Transcribe every line exactly. Leave the pictures behind.
BEGIN The data
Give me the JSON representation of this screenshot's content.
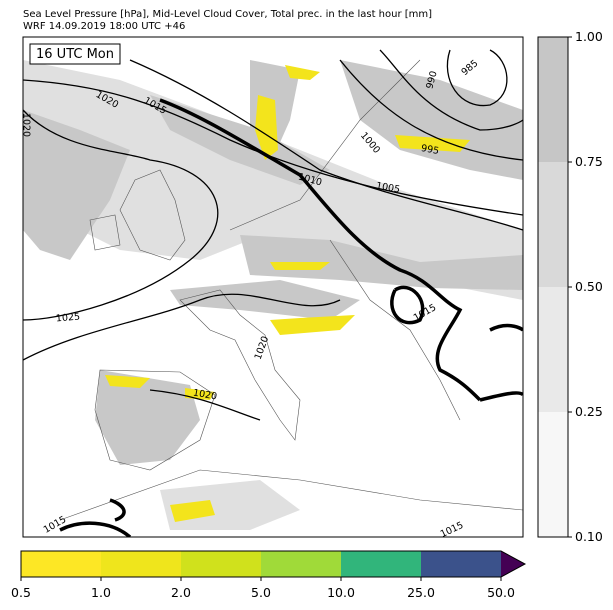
{
  "header": {
    "line1": "Sea Level Pressure [hPa], Mid-Level Cloud Cover, Total prec. in the last hour [mm]",
    "line2": "WRF 14.09.2019 18:00 UTC +46"
  },
  "map": {
    "time_label": "16 UTC Mon",
    "contour_labels": [
      "1020",
      "1015",
      "1020",
      "990",
      "985",
      "1000",
      "995",
      "1010",
      "1005",
      "1025",
      "1015",
      "1020",
      "1020",
      "1015",
      "1015"
    ]
  },
  "cloud_colorbar": {
    "ticks": [
      "0.10",
      "0.25",
      "0.50",
      "0.75",
      "1.00"
    ]
  },
  "precip_colorbar": {
    "ticks": [
      "0.5",
      "1.0",
      "2.0",
      "5.0",
      "10.0",
      "25.0",
      "50.0"
    ]
  }
}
END The data
* **Solved problem**
Give me the JSON representation of this screenshot's content.
{
  "header": {
    "line1": "Sea Level Pressure [hPa], Mid-Level Cloud Cover, Total prec. in the last hour [mm]",
    "line2": "WRF 14.09.2019 18:00 UTC +46"
  },
  "map": {
    "time_label": "16 UTC Mon",
    "contour_labels": [
      "1020",
      "1015",
      "1020",
      "990",
      "985",
      "1000",
      "995",
      "1010",
      "1005",
      "1025",
      "1015",
      "1020",
      "1020",
      "1015",
      "1015"
    ]
  },
  "cloud_colorbar": {
    "ticks": [
      "0.10",
      "0.25",
      "0.50",
      "0.75",
      "1.00"
    ]
  },
  "precip_colorbar": {
    "ticks": [
      "0.5",
      "1.0",
      "2.0",
      "5.0",
      "10.0",
      "25.0",
      "50.0"
    ]
  }
}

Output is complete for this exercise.